[Task input]
· · · ·

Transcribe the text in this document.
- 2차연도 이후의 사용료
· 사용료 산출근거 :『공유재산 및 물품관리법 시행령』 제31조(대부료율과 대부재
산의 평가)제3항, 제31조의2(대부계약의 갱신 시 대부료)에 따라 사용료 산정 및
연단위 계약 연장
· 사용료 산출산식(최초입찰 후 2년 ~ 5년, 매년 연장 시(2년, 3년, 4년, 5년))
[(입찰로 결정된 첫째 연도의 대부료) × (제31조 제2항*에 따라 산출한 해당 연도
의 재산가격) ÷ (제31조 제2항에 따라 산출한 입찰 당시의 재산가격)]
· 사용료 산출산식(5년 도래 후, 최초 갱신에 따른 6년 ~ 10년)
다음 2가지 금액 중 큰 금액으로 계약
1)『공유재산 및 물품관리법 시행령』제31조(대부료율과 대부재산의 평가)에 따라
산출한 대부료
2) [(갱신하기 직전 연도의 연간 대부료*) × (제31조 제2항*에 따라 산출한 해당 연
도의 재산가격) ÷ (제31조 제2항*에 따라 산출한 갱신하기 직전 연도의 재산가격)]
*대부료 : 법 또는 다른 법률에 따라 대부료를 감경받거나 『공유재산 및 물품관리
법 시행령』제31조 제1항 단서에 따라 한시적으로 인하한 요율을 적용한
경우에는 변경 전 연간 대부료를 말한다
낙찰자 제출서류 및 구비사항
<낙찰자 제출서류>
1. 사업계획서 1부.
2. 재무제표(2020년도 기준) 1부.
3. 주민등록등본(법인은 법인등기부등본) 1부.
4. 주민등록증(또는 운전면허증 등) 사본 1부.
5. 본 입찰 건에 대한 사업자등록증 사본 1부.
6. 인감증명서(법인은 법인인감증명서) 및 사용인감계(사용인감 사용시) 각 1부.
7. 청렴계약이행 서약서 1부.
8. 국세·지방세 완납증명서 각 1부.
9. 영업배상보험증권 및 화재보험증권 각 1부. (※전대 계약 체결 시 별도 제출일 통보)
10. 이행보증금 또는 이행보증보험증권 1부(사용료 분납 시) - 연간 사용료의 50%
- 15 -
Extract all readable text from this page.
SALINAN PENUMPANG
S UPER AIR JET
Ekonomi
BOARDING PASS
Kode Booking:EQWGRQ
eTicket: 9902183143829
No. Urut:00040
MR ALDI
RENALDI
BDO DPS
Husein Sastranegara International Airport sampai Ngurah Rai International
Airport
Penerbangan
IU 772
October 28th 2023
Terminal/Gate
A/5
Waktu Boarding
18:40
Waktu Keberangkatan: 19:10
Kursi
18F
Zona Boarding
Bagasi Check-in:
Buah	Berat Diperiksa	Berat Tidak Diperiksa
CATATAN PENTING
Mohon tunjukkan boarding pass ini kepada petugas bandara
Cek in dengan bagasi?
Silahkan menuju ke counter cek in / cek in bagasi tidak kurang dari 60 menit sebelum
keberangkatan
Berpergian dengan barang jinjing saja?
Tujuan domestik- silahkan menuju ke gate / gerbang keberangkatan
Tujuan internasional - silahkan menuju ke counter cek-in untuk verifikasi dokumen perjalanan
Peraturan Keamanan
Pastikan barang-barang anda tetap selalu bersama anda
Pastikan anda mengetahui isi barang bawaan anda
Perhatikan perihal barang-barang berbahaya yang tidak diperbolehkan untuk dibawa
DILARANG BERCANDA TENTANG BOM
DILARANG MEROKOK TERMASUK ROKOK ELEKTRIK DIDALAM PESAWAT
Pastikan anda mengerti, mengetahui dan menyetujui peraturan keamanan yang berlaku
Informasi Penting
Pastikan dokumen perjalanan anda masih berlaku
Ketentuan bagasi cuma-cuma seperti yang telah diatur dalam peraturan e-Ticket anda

· · · ·

[Set exercise] Please reproduce the entire listing, exactly as shown.

[The completed task]
Transcribe the text in this document.
- 2차연도 이후의 사용료
· 사용료 산출근거 :『공유재산 및 물품관리법 시행령』 제31조(대부료율과 대부재
산의 평가)제3항, 제31조의2(대부계약의 갱신 시 대부료)에 따라 사용료 산정 및
연단위 계약 연장
· 사용료 산출산식(최초입찰 후 2년 ~ 5년, 매년 연장 시(2년, 3년, 4년, 5년))
[(입찰로 결정된 첫째 연도의 대부료) × (제31조 제2항*에 따라 산출한 해당 연도
의 재산가격) ÷ (제31조 제2항에 따라 산출한 입찰 당시의 재산가격)]
· 사용료 산출산식(5년 도래 후, 최초 갱신에 따른 6년 ~ 10년)
다음 2가지 금액 중 큰 금액으로 계약
1)『공유재산 및 물품관리법 시행령』제31조(대부료율과 대부재산의 평가)에 따라
산출한 대부료
2) [(갱신하기 직전 연도의 연간 대부료*) × (제31조 제2항*에 따라 산출한 해당 연
도의 재산가격) ÷ (제31조 제2항*에 따라 산출한 갱신하기 직전 연도의 재산가격)]
*대부료 : 법 또는 다른 법률에 따라 대부료를 감경받거나 『공유재산 및 물품관리
법 시행령』제31조 제1항 단서에 따라 한시적으로 인하한 요율을 적용한
경우에는 변경 전 연간 대부료를 말한다
낙찰자 제출서류 및 구비사항
<낙찰자 제출서류>
1. 사업계획서 1부.
2. 재무제표(2020년도 기준) 1부.
3. 주민등록등본(법인은 법인등기부등본) 1부.
4. 주민등록증(또는 운전면허증 등) 사본 1부.
5. 본 입찰 건에 대한 사업자등록증 사본 1부.
6. 인감증명서(법인은 법인인감증명서) 및 사용인감계(사용인감 사용시) 각 1부.
7. 청렴계약이행 서약서 1부.
8. 국세·지방세 완납증명서 각 1부.
9. 영업배상보험증권 및 화재보험증권 각 1부. (※전대 계약 체결 시 별도 제출일 통보)
10. 이행보증금 또는 이행보증보험증권 1부(사용료 분납 시) - 연간 사용료의 50%
- 15 -
Extract all readable text from this page.
SALINAN PENUMPANG
S UPER AIR JET
Ekonomi
BOARDING PASS
Kode Booking:EQWGRQ
eTicket: 9902183143829
No. Urut:00040
MR ALDI
RENALDI
BDO DPS
Husein Sastranegara International Airport sampai Ngurah Rai International
Airport
Penerbangan
IU 772
October 28th 2023
Terminal/Gate
A/5
Waktu Boarding
18:40
Waktu Keberangkatan: 19:10
Kursi
18F
Zona Boarding
Bagasi Check-in:
Buah	Berat Diperiksa	Berat Tidak Diperiksa
CATATAN PENTING
Mohon tunjukkan boarding pass ini kepada petugas bandara
Cek in dengan bagasi?
Silahkan menuju ke counter cek in / cek in bagasi tidak kurang dari 60 menit sebelum
keberangkatan
Berpergian dengan barang jinjing saja?
Tujuan domestik- silahkan menuju ke gate / gerbang keberangkatan
Tujuan internasional - silahkan menuju ke counter cek-in untuk verifikasi dokumen perjalanan
Peraturan Keamanan
Pastikan barang-barang anda tetap selalu bersama anda
Pastikan anda mengetahui isi barang bawaan anda
Perhatikan perihal barang-barang berbahaya yang tidak diperbolehkan untuk dibawa
DILARANG BERCANDA TENTANG BOM
DILARANG MEROKOK TERMASUK ROKOK ELEKTRIK DIDALAM PESAWAT
Pastikan anda mengerti, mengetahui dan menyetujui peraturan keamanan yang berlaku
Informasi Penting
Pastikan dokumen perjalanan anda masih berlaku
Ketentuan bagasi cuma-cuma seperti yang telah diatur dalam peraturan e-Ticket anda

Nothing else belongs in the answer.